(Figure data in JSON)
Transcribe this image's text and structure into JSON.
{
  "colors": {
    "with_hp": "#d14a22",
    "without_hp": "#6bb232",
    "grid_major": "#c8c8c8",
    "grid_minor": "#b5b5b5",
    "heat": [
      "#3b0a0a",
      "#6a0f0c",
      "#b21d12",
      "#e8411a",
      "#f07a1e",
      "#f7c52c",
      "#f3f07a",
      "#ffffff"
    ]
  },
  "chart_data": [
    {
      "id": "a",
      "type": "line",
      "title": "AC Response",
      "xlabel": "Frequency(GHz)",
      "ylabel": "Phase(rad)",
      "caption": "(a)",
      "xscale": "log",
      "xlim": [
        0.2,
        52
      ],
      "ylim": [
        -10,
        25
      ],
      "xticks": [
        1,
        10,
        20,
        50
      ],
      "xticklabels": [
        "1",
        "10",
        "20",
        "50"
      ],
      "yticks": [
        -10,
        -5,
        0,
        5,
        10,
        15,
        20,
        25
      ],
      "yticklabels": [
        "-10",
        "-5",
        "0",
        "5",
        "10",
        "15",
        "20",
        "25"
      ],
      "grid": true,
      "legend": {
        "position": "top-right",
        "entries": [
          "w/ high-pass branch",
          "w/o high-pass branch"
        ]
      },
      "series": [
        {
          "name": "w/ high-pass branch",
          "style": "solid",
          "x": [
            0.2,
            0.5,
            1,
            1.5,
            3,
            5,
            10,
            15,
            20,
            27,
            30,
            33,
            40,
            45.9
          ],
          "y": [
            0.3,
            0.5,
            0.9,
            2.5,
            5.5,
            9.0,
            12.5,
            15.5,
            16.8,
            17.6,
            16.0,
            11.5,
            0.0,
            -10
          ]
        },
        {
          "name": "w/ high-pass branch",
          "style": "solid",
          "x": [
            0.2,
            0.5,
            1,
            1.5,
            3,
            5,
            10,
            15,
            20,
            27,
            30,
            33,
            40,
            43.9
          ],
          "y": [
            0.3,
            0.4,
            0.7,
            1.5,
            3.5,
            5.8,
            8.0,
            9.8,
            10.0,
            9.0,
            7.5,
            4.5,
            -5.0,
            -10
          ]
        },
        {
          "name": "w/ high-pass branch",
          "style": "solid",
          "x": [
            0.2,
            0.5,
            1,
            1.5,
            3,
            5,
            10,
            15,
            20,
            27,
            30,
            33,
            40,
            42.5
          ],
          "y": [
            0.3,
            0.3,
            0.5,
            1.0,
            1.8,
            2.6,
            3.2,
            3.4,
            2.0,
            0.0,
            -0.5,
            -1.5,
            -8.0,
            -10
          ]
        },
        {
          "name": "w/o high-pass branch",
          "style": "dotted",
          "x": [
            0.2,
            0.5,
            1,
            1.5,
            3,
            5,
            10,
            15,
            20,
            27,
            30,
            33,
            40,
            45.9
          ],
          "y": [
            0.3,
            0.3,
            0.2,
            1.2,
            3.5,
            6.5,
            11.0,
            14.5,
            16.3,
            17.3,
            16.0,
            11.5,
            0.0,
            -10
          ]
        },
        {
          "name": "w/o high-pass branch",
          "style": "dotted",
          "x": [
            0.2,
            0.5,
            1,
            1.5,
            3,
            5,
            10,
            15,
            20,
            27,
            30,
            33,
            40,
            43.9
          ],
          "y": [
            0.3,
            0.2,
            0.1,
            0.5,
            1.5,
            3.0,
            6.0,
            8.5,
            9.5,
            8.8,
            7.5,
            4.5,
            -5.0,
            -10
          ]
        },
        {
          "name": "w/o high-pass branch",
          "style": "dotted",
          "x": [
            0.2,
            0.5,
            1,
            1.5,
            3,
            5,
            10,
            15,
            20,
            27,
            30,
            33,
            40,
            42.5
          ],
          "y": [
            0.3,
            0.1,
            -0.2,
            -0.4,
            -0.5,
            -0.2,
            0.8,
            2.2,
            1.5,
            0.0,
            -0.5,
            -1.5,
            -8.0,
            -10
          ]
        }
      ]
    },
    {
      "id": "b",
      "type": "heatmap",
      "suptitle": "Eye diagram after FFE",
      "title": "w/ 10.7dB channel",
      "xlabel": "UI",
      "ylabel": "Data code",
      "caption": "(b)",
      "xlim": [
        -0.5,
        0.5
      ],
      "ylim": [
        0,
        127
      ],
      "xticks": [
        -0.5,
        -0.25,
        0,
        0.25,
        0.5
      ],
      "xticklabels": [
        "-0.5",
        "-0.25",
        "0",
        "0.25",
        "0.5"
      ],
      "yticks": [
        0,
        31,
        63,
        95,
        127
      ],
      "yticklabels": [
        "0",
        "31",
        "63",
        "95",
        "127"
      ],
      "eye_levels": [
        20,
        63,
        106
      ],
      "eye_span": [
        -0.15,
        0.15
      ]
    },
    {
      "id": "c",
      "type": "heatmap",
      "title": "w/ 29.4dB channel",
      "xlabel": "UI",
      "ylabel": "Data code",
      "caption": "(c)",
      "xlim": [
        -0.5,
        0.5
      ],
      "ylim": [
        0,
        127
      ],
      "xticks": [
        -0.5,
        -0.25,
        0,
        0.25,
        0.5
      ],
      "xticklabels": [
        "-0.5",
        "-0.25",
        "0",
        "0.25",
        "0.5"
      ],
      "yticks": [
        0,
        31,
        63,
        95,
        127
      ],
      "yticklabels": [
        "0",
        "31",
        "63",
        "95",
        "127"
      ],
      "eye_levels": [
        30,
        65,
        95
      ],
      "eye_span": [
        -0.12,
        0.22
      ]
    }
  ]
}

• [Exercise directions]: Each record should come back exactly as written.

• [Response]:
Transcribe this image's text and structure into JSON.
{
  "colors": {
    "with_hp": "#d14a22",
    "without_hp": "#6bb232",
    "grid_major": "#c8c8c8",
    "grid_minor": "#b5b5b5",
    "heat": [
      "#3b0a0a",
      "#6a0f0c",
      "#b21d12",
      "#e8411a",
      "#f07a1e",
      "#f7c52c",
      "#f3f07a",
      "#ffffff"
    ]
  },
  "chart_data": [
    {
      "id": "a",
      "type": "line",
      "title": "AC Response",
      "xlabel": "Frequency(GHz)",
      "ylabel": "Phase(rad)",
      "caption": "(a)",
      "xscale": "log",
      "xlim": [
        0.2,
        52
      ],
      "ylim": [
        -10,
        25
      ],
      "xticks": [
        1,
        10,
        20,
        50
      ],
      "xticklabels": [
        "1",
        "10",
        "20",
        "50"
      ],
      "yticks": [
        -10,
        -5,
        0,
        5,
        10,
        15,
        20,
        25
      ],
      "yticklabels": [
        "-10",
        "-5",
        "0",
        "5",
        "10",
        "15",
        "20",
        "25"
      ],
      "grid": true,
      "legend": {
        "position": "top-right",
        "entries": [
          "w/ high-pass branch",
          "w/o high-pass branch"
        ]
      },
      "series": [
        {
          "name": "w/ high-pass branch",
          "style": "solid",
          "x": [
            0.2,
            0.5,
            1,
            1.5,
            3,
            5,
            10,
            15,
            20,
            27,
            30,
            33,
            40,
            45.9
          ],
          "y": [
            0.3,
            0.5,
            0.9,
            2.5,
            5.5,
            9.0,
            12.5,
            15.5,
            16.8,
            17.6,
            16.0,
            11.5,
            0.0,
            -10
          ]
        },
        {
          "name": "w/ high-pass branch",
          "style": "solid",
          "x": [
            0.2,
            0.5,
            1,
            1.5,
            3,
            5,
            10,
            15,
            20,
            27,
            30,
            33,
            40,
            43.9
          ],
          "y": [
            0.3,
            0.4,
            0.7,
            1.5,
            3.5,
            5.8,
            8.0,
            9.8,
            10.0,
            9.0,
            7.5,
            4.5,
            -5.0,
            -10
          ]
        },
        {
          "name": "w/ high-pass branch",
          "style": "solid",
          "x": [
            0.2,
            0.5,
            1,
            1.5,
            3,
            5,
            10,
            15,
            20,
            27,
            30,
            33,
            40,
            42.5
          ],
          "y": [
            0.3,
            0.3,
            0.5,
            1.0,
            1.8,
            2.6,
            3.2,
            3.4,
            2.0,
            0.0,
            -0.5,
            -1.5,
            -8.0,
            -10
          ]
        },
        {
          "name": "w/o high-pass branch",
          "style": "dotted",
          "x": [
            0.2,
            0.5,
            1,
            1.5,
            3,
            5,
            10,
            15,
            20,
            27,
            30,
            33,
            40,
            45.9
          ],
          "y": [
            0.3,
            0.3,
            0.2,
            1.2,
            3.5,
            6.5,
            11.0,
            14.5,
            16.3,
            17.3,
            16.0,
            11.5,
            0.0,
            -10
          ]
        },
        {
          "name": "w/o high-pass branch",
          "style": "dotted",
          "x": [
            0.2,
            0.5,
            1,
            1.5,
            3,
            5,
            10,
            15,
            20,
            27,
            30,
            33,
            40,
            43.9
          ],
          "y": [
            0.3,
            0.2,
            0.1,
            0.5,
            1.5,
            3.0,
            6.0,
            8.5,
            9.5,
            8.8,
            7.5,
            4.5,
            -5.0,
            -10
          ]
        },
        {
          "name": "w/o high-pass branch",
          "style": "dotted",
          "x": [
            0.2,
            0.5,
            1,
            1.5,
            3,
            5,
            10,
            15,
            20,
            27,
            30,
            33,
            40,
            42.5
          ],
          "y": [
            0.3,
            0.1,
            -0.2,
            -0.4,
            -0.5,
            -0.2,
            0.8,
            2.2,
            1.5,
            0.0,
            -0.5,
            -1.5,
            -8.0,
            -10
          ]
        }
      ]
    },
    {
      "id": "b",
      "type": "heatmap",
      "suptitle": "Eye diagram after FFE",
      "title": "w/ 10.7dB channel",
      "xlabel": "UI",
      "ylabel": "Data code",
      "caption": "(b)",
      "xlim": [
        -0.5,
        0.5
      ],
      "ylim": [
        0,
        127
      ],
      "xticks": [
        -0.5,
        -0.25,
        0,
        0.25,
        0.5
      ],
      "xticklabels": [
        "-0.5",
        "-0.25",
        "0",
        "0.25",
        "0.5"
      ],
      "yticks": [
        0,
        31,
        63,
        95,
        127
      ],
      "yticklabels": [
        "0",
        "31",
        "63",
        "95",
        "127"
      ],
      "eye_levels": [
        20,
        63,
        106
      ],
      "eye_span": [
        -0.15,
        0.15
      ]
    },
    {
      "id": "c",
      "type": "heatmap",
      "title": "w/ 29.4dB channel",
      "xlabel": "UI",
      "ylabel": "Data code",
      "caption": "(c)",
      "xlim": [
        -0.5,
        0.5
      ],
      "ylim": [
        0,
        127
      ],
      "xticks": [
        -0.5,
        -0.25,
        0,
        0.25,
        0.5
      ],
      "xticklabels": [
        "-0.5",
        "-0.25",
        "0",
        "0.25",
        "0.5"
      ],
      "yticks": [
        0,
        31,
        63,
        95,
        127
      ],
      "yticklabels": [
        "0",
        "31",
        "63",
        "95",
        "127"
      ],
      "eye_levels": [
        30,
        65,
        95
      ],
      "eye_span": [
        -0.12,
        0.22
      ]
    }
  ]
}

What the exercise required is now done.